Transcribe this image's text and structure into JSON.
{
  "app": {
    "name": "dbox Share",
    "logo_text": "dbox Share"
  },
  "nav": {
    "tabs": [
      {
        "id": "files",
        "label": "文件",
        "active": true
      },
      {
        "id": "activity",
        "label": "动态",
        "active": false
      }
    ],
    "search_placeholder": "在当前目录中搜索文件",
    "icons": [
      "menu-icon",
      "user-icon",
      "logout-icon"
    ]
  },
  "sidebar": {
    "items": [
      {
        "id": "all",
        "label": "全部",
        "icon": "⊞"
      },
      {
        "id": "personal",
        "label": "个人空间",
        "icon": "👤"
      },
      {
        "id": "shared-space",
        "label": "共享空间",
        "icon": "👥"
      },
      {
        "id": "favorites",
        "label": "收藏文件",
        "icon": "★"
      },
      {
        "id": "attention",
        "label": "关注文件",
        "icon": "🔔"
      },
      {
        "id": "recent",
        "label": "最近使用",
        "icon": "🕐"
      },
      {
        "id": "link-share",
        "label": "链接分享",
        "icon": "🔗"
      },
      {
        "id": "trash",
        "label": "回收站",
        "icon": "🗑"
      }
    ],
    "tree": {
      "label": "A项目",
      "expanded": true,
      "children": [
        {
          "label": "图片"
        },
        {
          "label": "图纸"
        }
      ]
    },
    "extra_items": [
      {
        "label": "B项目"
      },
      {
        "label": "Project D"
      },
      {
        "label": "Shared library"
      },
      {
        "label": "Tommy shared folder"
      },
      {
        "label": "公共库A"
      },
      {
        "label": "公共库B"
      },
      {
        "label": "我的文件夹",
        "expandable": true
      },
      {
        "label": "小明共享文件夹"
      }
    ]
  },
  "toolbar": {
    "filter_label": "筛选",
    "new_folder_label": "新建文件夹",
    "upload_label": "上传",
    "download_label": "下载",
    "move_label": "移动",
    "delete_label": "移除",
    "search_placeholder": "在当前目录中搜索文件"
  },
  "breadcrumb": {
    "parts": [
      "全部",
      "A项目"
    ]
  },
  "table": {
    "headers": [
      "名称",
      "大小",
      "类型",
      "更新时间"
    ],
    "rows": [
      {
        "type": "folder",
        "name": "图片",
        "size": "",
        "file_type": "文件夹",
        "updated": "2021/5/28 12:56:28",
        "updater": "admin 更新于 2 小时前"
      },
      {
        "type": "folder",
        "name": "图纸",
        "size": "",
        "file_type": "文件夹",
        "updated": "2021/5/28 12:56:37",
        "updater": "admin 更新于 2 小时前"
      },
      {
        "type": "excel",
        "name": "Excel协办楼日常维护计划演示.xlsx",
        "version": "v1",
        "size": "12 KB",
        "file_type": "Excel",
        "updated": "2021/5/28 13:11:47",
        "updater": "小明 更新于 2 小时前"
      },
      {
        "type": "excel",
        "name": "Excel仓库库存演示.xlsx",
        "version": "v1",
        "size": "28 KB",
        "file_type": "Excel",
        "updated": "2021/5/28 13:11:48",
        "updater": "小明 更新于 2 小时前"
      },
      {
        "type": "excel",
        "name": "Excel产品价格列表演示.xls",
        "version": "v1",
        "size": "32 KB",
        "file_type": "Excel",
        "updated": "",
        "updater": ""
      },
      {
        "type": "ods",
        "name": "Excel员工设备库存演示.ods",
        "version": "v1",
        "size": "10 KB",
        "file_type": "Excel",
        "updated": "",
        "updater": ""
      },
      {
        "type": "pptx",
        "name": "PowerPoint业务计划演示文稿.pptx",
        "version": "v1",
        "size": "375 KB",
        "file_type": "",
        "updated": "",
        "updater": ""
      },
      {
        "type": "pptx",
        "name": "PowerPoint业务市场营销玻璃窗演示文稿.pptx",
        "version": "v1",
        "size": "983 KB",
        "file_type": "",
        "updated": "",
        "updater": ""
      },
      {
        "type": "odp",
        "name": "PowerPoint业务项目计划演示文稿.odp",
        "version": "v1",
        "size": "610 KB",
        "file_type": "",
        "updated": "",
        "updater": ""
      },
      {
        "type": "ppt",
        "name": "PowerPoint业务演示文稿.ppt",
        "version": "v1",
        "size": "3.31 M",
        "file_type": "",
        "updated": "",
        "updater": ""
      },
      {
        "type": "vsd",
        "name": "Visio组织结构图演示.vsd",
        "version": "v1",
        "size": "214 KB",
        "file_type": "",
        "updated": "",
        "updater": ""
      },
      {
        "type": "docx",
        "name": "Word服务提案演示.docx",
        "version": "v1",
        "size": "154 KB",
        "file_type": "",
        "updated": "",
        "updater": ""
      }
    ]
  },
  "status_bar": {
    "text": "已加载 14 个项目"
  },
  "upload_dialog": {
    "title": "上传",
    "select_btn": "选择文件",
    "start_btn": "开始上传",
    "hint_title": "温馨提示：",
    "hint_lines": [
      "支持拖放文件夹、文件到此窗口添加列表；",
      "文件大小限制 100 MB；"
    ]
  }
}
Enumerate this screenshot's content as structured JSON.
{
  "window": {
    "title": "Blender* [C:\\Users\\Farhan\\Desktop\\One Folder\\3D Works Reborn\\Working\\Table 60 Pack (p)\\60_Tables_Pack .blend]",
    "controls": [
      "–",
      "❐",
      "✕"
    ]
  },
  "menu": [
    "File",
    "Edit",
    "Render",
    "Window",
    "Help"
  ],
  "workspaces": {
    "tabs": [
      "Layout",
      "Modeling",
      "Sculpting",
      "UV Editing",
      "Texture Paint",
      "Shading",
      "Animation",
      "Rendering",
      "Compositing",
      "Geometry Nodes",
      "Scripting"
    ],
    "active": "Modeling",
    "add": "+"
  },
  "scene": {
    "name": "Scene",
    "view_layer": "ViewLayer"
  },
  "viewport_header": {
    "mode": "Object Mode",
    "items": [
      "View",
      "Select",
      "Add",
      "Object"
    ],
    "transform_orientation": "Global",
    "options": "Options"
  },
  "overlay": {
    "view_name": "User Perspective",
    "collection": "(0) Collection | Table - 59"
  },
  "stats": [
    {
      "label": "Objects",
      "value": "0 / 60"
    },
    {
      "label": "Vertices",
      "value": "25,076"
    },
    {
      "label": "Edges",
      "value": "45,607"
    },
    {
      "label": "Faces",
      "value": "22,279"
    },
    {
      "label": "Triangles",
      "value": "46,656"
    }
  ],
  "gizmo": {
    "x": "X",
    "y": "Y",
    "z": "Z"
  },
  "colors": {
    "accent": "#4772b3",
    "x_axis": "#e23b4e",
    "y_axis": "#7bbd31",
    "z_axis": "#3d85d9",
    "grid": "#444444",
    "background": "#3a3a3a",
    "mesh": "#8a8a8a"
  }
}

○ ○ ○

Request:
Report how many lines include the word "dbox". Give nothing but the number.

Answer to the task:
2